WHAT YOU HAVE TO DO:
Would you pull out every line of the material that contains the string "JSON"?

---

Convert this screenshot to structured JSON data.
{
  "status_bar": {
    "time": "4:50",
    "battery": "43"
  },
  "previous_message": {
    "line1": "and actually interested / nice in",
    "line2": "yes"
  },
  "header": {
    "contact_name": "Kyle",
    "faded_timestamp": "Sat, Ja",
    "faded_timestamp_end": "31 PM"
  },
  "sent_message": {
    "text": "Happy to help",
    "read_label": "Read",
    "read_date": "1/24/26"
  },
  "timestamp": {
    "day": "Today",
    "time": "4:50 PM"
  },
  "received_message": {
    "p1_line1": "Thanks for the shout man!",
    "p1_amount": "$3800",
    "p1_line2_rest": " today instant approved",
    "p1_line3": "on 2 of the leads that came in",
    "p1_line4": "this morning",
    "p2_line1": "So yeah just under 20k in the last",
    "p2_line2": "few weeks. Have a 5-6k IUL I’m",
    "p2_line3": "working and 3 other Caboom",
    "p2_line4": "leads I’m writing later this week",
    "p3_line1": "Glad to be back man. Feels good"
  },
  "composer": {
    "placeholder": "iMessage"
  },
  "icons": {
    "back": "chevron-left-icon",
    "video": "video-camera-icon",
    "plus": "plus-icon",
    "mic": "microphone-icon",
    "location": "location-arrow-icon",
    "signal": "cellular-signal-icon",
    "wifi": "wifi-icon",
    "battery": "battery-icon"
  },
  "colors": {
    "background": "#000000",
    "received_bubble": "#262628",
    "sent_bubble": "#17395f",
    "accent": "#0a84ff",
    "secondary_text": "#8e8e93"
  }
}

---

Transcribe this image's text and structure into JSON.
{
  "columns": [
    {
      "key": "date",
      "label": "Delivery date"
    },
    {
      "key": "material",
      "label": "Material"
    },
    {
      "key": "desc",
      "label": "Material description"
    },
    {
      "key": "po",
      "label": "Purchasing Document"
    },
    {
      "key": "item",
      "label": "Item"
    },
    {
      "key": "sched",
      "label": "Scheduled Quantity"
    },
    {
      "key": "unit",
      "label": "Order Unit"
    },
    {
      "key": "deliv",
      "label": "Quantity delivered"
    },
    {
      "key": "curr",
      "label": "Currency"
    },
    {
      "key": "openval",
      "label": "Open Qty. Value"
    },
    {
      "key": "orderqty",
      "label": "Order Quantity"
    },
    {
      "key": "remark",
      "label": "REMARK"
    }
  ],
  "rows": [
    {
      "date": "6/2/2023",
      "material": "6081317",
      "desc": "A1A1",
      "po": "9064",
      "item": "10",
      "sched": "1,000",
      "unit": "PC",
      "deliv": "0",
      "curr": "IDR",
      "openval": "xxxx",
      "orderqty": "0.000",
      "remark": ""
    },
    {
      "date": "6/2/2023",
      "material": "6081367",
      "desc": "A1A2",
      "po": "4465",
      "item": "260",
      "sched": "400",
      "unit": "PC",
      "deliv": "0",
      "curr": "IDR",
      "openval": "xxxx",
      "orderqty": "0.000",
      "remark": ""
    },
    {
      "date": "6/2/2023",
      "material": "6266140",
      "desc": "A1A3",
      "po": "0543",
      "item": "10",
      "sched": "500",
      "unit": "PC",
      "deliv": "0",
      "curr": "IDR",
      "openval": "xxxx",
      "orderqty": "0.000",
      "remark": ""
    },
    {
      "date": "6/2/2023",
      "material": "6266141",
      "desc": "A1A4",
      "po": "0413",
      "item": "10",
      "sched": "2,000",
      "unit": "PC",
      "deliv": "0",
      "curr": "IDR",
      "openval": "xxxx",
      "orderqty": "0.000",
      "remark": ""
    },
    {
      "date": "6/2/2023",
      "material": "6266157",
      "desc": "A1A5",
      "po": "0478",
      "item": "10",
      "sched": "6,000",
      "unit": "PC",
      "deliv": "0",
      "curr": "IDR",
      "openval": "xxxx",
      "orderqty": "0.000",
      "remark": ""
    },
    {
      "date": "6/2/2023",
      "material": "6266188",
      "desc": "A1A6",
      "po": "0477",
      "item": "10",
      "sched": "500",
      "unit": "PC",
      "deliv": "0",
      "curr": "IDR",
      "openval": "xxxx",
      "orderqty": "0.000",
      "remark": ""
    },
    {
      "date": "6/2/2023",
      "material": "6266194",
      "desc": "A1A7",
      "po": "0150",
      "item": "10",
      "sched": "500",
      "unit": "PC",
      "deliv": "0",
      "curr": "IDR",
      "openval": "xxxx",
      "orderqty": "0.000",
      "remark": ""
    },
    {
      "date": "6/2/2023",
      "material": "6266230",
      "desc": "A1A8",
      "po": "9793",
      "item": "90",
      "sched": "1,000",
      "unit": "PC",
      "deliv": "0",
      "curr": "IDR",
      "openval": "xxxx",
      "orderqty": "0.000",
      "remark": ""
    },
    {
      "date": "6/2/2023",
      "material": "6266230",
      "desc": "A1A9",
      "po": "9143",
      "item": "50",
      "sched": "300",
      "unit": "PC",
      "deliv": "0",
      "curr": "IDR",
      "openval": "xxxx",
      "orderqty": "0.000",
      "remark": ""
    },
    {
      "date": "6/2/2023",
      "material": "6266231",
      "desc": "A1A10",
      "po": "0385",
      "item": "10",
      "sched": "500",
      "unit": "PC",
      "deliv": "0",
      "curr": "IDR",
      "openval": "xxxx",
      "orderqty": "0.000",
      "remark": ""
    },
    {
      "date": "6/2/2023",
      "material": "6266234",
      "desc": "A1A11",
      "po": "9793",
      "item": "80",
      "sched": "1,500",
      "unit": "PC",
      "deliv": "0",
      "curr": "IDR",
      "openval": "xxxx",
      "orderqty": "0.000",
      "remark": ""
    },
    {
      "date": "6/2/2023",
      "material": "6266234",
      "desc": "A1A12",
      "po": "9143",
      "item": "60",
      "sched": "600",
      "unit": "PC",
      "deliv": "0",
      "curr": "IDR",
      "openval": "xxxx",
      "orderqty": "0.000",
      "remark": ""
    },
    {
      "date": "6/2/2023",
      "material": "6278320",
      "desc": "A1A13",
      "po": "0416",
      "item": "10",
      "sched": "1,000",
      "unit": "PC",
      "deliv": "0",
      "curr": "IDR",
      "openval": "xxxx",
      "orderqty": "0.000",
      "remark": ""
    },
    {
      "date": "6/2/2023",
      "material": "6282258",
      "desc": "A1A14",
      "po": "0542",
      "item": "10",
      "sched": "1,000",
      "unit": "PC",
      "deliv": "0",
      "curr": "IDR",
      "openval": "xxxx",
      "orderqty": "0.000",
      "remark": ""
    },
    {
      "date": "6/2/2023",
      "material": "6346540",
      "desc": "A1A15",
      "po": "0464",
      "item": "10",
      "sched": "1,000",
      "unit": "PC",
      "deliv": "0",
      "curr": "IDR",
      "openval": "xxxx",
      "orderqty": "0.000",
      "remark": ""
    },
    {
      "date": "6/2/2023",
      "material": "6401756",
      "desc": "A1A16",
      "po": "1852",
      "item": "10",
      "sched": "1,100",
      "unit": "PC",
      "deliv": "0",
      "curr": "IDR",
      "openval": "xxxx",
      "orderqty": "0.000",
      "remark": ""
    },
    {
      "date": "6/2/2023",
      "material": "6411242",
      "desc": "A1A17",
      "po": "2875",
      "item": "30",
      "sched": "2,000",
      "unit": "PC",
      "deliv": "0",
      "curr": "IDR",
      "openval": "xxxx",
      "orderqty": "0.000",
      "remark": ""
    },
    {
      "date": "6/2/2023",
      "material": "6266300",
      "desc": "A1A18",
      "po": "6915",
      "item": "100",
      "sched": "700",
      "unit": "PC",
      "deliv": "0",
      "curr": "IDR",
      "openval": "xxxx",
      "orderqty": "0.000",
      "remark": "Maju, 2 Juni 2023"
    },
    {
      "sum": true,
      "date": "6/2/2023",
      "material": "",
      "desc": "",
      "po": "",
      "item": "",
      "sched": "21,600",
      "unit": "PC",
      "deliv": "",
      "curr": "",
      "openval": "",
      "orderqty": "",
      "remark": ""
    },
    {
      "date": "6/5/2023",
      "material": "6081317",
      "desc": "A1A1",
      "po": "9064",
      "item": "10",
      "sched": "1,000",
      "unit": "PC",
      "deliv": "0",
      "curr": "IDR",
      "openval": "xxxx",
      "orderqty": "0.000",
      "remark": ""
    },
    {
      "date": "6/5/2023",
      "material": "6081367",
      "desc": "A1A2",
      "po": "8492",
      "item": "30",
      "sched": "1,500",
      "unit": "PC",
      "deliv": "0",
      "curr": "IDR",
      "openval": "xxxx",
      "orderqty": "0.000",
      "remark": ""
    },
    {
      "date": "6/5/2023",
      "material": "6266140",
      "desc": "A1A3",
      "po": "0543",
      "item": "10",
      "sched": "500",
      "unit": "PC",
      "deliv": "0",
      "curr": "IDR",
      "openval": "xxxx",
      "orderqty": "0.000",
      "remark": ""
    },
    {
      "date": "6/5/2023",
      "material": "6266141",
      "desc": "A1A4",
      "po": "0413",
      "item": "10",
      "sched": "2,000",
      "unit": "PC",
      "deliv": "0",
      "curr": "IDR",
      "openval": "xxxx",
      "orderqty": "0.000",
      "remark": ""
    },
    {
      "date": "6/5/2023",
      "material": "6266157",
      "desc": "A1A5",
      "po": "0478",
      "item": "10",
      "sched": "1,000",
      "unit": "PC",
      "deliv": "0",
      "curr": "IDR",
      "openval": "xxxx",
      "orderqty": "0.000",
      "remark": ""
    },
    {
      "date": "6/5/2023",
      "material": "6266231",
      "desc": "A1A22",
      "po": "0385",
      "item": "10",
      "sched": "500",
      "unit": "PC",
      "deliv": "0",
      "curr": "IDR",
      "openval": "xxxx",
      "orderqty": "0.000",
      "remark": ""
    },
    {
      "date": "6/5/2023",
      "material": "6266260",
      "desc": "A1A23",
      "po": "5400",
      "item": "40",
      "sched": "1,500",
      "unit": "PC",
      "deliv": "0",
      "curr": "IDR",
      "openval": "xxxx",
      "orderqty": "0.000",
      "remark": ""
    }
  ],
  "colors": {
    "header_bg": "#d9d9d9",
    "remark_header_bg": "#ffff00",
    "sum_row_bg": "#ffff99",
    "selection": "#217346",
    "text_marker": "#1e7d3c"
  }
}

---

RESPONSE TO THIS EXERCISE:
Convert this screenshot to structured JSON data.
Transcribe this image's text and structure into JSON.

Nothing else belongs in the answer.